__TASK TO CARRY OUT__
Repeat each record exactly as written, and drop any images.

──────── STORED DATA ────────

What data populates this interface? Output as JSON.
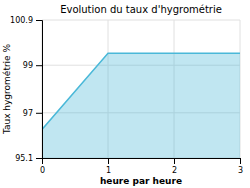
{
  "chart_data": {
    "type": "area",
    "title": "Evolution du taux d'hygrométrie",
    "x_label": "heure par heure",
    "y_label": "Taux hygrométrie %",
    "x": [
      0,
      1,
      3
    ],
    "values": [
      96.3,
      99.5,
      99.5
    ],
    "xlim": [
      0,
      3
    ],
    "ylim": [
      95.1,
      100.9
    ],
    "xticks": [
      0,
      1,
      2,
      3
    ],
    "yticks": [
      95.1,
      97,
      99,
      100.9
    ],
    "color": "#4ab8d8",
    "grid": true
  }
}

────────

__RESULT FOR THIS EXERCISE__
What data populates this interface? Output as JSON.
{
  "chart_data": {
    "type": "area",
    "title": "Evolution du taux d'hygrométrie",
    "x_label": "heure par heure",
    "y_label": "Taux hygrométrie %",
    "x": [
      0,
      1,
      3
    ],
    "values": [
      96.3,
      99.5,
      99.5
    ],
    "xlim": [
      0,
      3
    ],
    "ylim": [
      95.1,
      100.9
    ],
    "xticks": [
      0,
      1,
      2,
      3
    ],
    "yticks": [
      95.1,
      97,
      99,
      100.9
    ],
    "color": "#4ab8d8",
    "grid": true
  }
}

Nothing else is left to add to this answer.